### [Objective]
Look for "JSON" in each line of the entries, and return the matching lines.

::::::::::

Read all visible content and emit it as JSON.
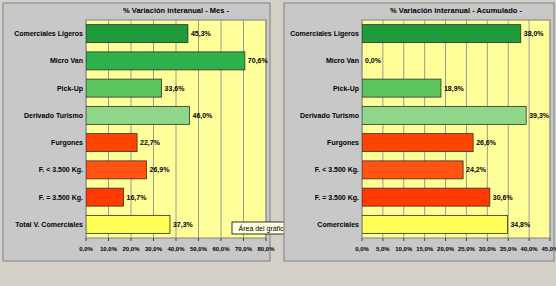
{
  "chart_data": [
    {
      "type": "bar",
      "orientation": "horizontal",
      "title": "% Variación interanual - Mes -",
      "categories": [
        "Comerciales Ligeros",
        "Micro Van",
        "Pick-Up",
        "Derivado Turismo",
        "Furgones",
        "F. < 3.500 Kg.",
        "F. = 3.500 Kg.",
        "Total V. Comerciales"
      ],
      "values": [
        45.3,
        70.6,
        33.6,
        46.0,
        22.7,
        26.9,
        16.7,
        37.3
      ],
      "value_labels": [
        "45,3%",
        "70,6%",
        "33,6%",
        "46,0%",
        "22,7%",
        "26,9%",
        "16,7%",
        "37,3%"
      ],
      "colors": [
        "#1f9a3a",
        "#2fb04a",
        "#5cc45e",
        "#8fd88a",
        "#ff4400",
        "#ff5511",
        "#ff3a00",
        "#ffff55"
      ],
      "xlim": [
        0,
        80
      ],
      "xticks": [
        {
          "value": 0,
          "label": "0,0%"
        },
        {
          "value": 10,
          "label": "10,0%"
        },
        {
          "value": 20,
          "label": "20,0%"
        },
        {
          "value": 30,
          "label": "30,0%"
        },
        {
          "value": 40,
          "label": "40,0%"
        },
        {
          "value": 50,
          "label": "50,0%"
        },
        {
          "value": 60,
          "label": "60,0%"
        },
        {
          "value": 70,
          "label": "70,0%"
        },
        {
          "value": 80,
          "label": "80,0%"
        }
      ],
      "grid": true,
      "data_labels": true,
      "annotation": "Área del gráfico"
    },
    {
      "type": "bar",
      "orientation": "horizontal",
      "title": "% Variación interanual - Acumulado -",
      "categories": [
        "Comerciales Ligeros",
        "Micro Van",
        "Pick-Up",
        "Derivado Turismo",
        "Furgones",
        "F. < 3.500 Kg.",
        "F. = 3.500 Kg.",
        "Comerciales"
      ],
      "values": [
        38.0,
        0.0,
        18.9,
        39.3,
        26.6,
        24.2,
        30.6,
        34.8
      ],
      "value_labels": [
        "38,0%",
        "0,0%",
        "18,9%",
        "39,3%",
        "26,6%",
        "24,2%",
        "30,6%",
        "34,8%"
      ],
      "colors": [
        "#1f9a3a",
        "#2fb04a",
        "#5cc45e",
        "#8fd88a",
        "#ff4400",
        "#ff5511",
        "#ff3a00",
        "#ffff55"
      ],
      "xlim": [
        0,
        45
      ],
      "xticks": [
        {
          "value": 0,
          "label": "0,0%"
        },
        {
          "value": 5,
          "label": "5,0%"
        },
        {
          "value": 10,
          "label": "10,0%"
        },
        {
          "value": 15,
          "label": "15,0%"
        },
        {
          "value": 20,
          "label": "20,0%"
        },
        {
          "value": 25,
          "label": "25,0%"
        },
        {
          "value": 30,
          "label": "30,0%"
        },
        {
          "value": 35,
          "label": "35,0%"
        },
        {
          "value": 40,
          "label": "40,0%"
        },
        {
          "value": 45,
          "label": "45,0%"
        }
      ],
      "grid": true,
      "data_labels": true
    }
  ]
}
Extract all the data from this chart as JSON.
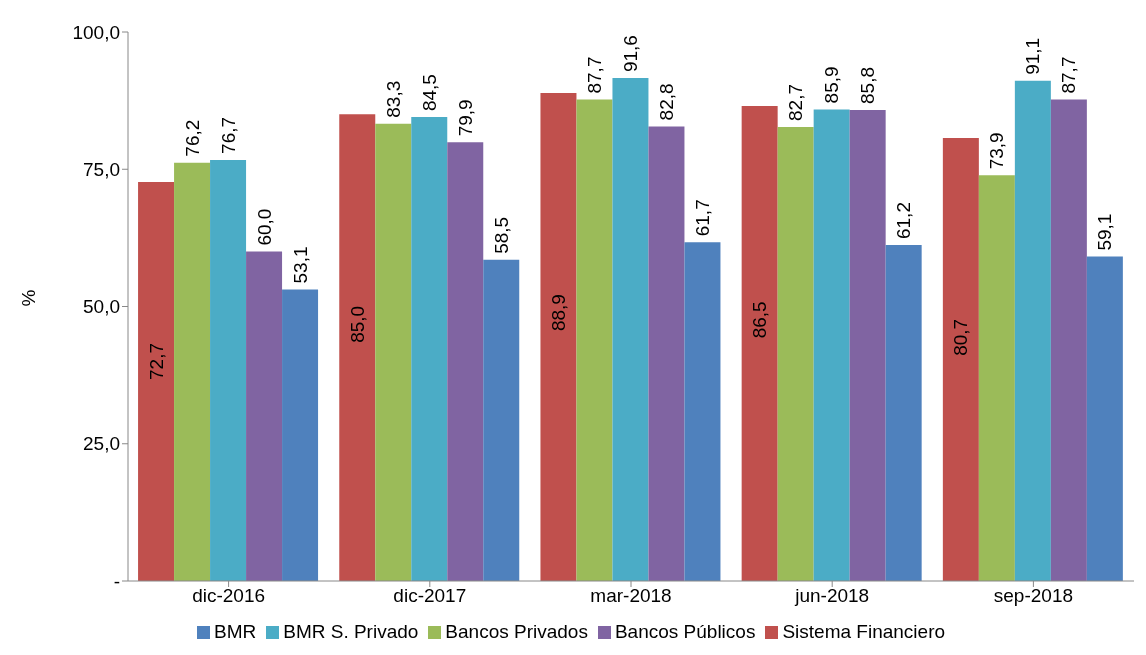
{
  "chart_data": {
    "type": "bar",
    "ylabel": "%",
    "categories": [
      "dic-2016",
      "dic-2017",
      "mar-2018",
      "jun-2018",
      "sep-2018"
    ],
    "ylim": [
      0,
      100
    ],
    "yticks": [
      {
        "value": 0,
        "label": "-"
      },
      {
        "value": 25,
        "label": "25,0"
      },
      {
        "value": 50,
        "label": "50,0"
      },
      {
        "value": 75,
        "label": "75,0"
      },
      {
        "value": 100,
        "label": "100,0"
      }
    ],
    "grid": false,
    "legend": "bottom",
    "series": [
      {
        "name": "Sistema Financiero",
        "color": "#c0504d",
        "values": [
          72.7,
          85.0,
          88.9,
          86.5,
          80.7
        ],
        "value_labels": [
          "72,7",
          "85,0",
          "88,9",
          "86,5",
          "80,7"
        ]
      },
      {
        "name": "Bancos Privados",
        "color": "#9bbb59",
        "values": [
          76.2,
          83.3,
          87.7,
          82.7,
          73.9
        ],
        "value_labels": [
          "76,2",
          "83,3",
          "87,7",
          "82,7",
          "73,9"
        ]
      },
      {
        "name": "BMR S. Privado",
        "color": "#4bacc6",
        "values": [
          76.7,
          84.5,
          91.6,
          85.9,
          91.1
        ],
        "value_labels": [
          "76,7",
          "84,5",
          "91,6",
          "85,9",
          "91,1"
        ]
      },
      {
        "name": "Bancos Públicos",
        "color": "#8064a2",
        "values": [
          60.0,
          79.9,
          82.8,
          85.8,
          87.7
        ],
        "value_labels": [
          "60,0",
          "79,9",
          "82,8",
          "85,8",
          "87,7"
        ]
      },
      {
        "name": "BMR",
        "color": "#4f81bd",
        "values": [
          53.1,
          58.5,
          61.7,
          61.2,
          59.1
        ],
        "value_labels": [
          "53,1",
          "58,5",
          "61,7",
          "61,2",
          "59,1"
        ]
      }
    ]
  }
}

::::::::::

### [Task response]
Read all visible content and emit it as JSON.
Extract all the data from this chart as JSON.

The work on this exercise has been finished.